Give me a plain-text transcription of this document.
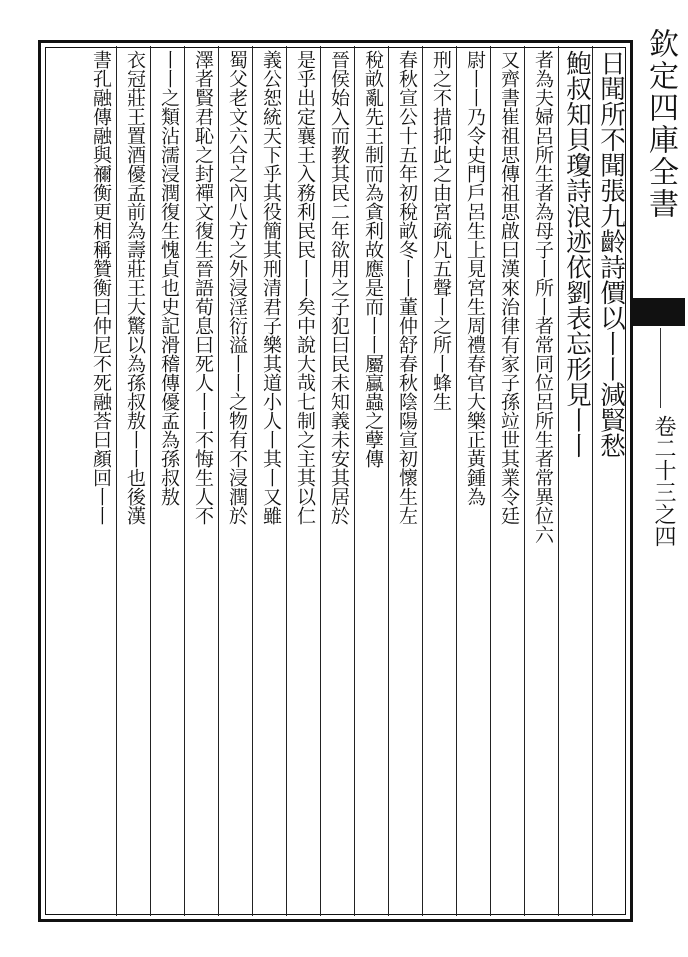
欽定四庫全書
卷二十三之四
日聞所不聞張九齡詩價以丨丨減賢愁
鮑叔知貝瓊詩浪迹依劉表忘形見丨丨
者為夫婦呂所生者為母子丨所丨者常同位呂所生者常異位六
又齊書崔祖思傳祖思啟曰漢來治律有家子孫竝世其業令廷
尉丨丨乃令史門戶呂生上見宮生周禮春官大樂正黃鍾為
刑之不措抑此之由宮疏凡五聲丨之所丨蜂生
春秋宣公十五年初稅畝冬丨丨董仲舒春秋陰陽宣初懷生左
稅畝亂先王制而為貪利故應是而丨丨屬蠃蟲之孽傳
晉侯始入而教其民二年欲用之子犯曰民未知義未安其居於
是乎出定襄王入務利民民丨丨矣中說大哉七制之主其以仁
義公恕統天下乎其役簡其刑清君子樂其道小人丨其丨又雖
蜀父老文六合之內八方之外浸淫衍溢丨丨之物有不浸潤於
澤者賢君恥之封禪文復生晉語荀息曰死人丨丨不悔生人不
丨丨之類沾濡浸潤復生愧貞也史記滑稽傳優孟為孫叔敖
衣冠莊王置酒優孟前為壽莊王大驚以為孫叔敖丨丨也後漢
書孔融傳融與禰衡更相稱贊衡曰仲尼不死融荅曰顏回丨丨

_ _ _ _ _

WHAT THIS TASK INVOLVES — All entries must be written out again exactly as given, with no pictures in the copy.

WRITTEN ANSWER —
Give me a plain-text transcription of this document.
欽定四庫全書
卷二十三之四
日聞所不聞張九齡詩價以丨丨減賢愁
鮑叔知貝瓊詩浪迹依劉表忘形見丨丨
者為夫婦呂所生者為母子丨所丨者常同位呂所生者常異位六
又齊書崔祖思傳祖思啟曰漢來治律有家子孫竝世其業令廷
尉丨丨乃令史門戶呂生上見宮生周禮春官大樂正黃鍾為
刑之不措抑此之由宮疏凡五聲丨之所丨蜂生
春秋宣公十五年初稅畝冬丨丨董仲舒春秋陰陽宣初懷生左
稅畝亂先王制而為貪利故應是而丨丨屬蠃蟲之孽傳
晉侯始入而教其民二年欲用之子犯曰民未知義未安其居於
是乎出定襄王入務利民民丨丨矣中說大哉七制之主其以仁
義公恕統天下乎其役簡其刑清君子樂其道小人丨其丨又雖
蜀父老文六合之內八方之外浸淫衍溢丨丨之物有不浸潤於
澤者賢君恥之封禪文復生晉語荀息曰死人丨丨不悔生人不
丨丨之類沾濡浸潤復生愧貞也史記滑稽傳優孟為孫叔敖
衣冠莊王置酒優孟前為壽莊王大驚以為孫叔敖丨丨也後漢
書孔融傳融與禰衡更相稱贊衡曰仲尼不死融荅曰顏回丨丨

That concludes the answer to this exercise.